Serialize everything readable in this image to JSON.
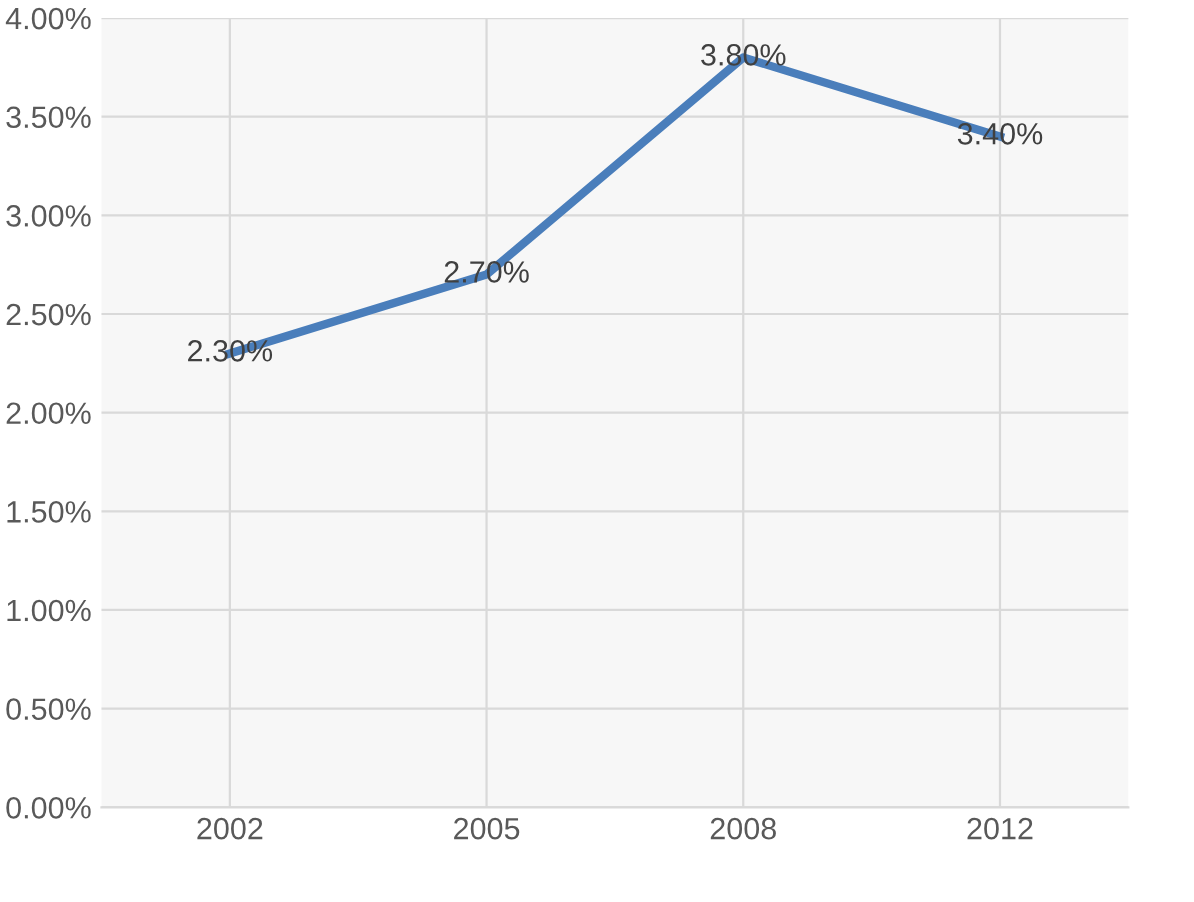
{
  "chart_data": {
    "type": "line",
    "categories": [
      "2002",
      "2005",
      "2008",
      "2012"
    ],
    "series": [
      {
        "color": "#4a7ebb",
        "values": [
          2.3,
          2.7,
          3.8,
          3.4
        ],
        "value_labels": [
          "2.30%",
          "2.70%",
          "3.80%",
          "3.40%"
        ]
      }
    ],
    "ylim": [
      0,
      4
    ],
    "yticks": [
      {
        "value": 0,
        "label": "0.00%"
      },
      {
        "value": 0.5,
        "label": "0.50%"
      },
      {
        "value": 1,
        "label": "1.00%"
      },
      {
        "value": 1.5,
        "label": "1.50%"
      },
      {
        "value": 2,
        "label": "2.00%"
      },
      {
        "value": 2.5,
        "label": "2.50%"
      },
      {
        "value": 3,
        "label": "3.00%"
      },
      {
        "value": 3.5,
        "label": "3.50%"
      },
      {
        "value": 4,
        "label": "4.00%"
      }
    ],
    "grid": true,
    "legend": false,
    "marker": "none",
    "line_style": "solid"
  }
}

################

EXERCISE DETAILS: Leave the images out and output the remaining material exactly as it stands.

TASK OUTPUT:
Serialize everything readable in this image to JSON.
{
  "chart_data": {
    "type": "line",
    "categories": [
      "2002",
      "2005",
      "2008",
      "2012"
    ],
    "series": [
      {
        "color": "#4a7ebb",
        "values": [
          2.3,
          2.7,
          3.8,
          3.4
        ],
        "value_labels": [
          "2.30%",
          "2.70%",
          "3.80%",
          "3.40%"
        ]
      }
    ],
    "ylim": [
      0,
      4
    ],
    "yticks": [
      {
        "value": 0,
        "label": "0.00%"
      },
      {
        "value": 0.5,
        "label": "0.50%"
      },
      {
        "value": 1,
        "label": "1.00%"
      },
      {
        "value": 1.5,
        "label": "1.50%"
      },
      {
        "value": 2,
        "label": "2.00%"
      },
      {
        "value": 2.5,
        "label": "2.50%"
      },
      {
        "value": 3,
        "label": "3.00%"
      },
      {
        "value": 3.5,
        "label": "3.50%"
      },
      {
        "value": 4,
        "label": "4.00%"
      }
    ],
    "grid": true,
    "legend": false,
    "marker": "none",
    "line_style": "solid"
  }
}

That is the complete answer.